> Task requirements: Wherever a line holds the word "What", copy that line out.

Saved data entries
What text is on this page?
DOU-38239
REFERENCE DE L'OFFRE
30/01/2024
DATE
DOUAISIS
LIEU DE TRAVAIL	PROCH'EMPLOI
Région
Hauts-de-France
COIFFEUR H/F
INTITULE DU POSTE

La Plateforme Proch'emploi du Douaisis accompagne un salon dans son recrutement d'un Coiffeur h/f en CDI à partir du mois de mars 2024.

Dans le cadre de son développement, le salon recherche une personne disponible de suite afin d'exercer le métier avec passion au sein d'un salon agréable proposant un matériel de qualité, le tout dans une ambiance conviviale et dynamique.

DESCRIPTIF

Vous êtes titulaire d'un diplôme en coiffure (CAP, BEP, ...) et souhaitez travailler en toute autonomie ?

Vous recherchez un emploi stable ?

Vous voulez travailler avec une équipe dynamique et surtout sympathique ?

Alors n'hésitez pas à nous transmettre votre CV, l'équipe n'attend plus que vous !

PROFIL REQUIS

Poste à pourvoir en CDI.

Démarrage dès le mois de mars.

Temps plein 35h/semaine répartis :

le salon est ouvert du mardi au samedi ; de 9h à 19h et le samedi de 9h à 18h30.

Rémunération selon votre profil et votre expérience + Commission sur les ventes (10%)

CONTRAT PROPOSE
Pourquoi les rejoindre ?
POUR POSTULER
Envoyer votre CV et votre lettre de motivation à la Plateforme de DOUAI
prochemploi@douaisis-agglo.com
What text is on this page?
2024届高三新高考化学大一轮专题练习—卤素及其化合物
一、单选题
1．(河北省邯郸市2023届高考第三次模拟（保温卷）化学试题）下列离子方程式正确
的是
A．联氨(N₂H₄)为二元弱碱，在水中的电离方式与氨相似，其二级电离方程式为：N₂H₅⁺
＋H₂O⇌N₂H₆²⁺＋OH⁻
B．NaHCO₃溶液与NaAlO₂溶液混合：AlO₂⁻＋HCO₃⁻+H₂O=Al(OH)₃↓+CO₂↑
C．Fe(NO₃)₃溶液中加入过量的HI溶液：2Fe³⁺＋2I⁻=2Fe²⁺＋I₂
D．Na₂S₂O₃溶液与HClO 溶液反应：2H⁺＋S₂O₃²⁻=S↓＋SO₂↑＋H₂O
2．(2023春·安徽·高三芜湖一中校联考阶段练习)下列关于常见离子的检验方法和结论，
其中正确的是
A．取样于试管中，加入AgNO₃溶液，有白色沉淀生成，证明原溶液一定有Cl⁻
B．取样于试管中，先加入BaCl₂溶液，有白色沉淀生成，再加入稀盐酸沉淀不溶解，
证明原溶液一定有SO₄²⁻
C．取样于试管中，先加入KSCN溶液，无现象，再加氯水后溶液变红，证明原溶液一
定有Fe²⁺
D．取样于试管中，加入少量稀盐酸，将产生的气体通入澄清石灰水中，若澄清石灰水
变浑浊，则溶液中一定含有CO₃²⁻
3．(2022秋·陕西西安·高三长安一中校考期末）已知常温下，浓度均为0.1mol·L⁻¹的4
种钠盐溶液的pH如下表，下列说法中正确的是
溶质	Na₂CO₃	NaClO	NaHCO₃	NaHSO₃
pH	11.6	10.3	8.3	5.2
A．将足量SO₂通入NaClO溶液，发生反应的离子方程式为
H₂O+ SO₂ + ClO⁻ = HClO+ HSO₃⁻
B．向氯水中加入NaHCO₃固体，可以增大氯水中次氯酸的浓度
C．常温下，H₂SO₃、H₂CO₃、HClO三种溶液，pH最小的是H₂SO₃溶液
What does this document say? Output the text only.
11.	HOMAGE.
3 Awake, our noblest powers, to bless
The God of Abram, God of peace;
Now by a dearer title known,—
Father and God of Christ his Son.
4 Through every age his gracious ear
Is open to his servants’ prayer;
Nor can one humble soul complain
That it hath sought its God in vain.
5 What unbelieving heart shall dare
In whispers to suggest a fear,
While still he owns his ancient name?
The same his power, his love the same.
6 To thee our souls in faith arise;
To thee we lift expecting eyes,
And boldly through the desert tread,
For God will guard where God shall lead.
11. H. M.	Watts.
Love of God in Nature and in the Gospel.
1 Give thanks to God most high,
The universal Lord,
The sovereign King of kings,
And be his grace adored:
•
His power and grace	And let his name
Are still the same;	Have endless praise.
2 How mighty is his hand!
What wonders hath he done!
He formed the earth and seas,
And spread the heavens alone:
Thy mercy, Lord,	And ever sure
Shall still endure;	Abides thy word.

> Exercise output:
What text is on this page?
What text is on this page?
What does this document say? Output the text only.
5 What unbelieving heart shall dare
What wonders hath he done!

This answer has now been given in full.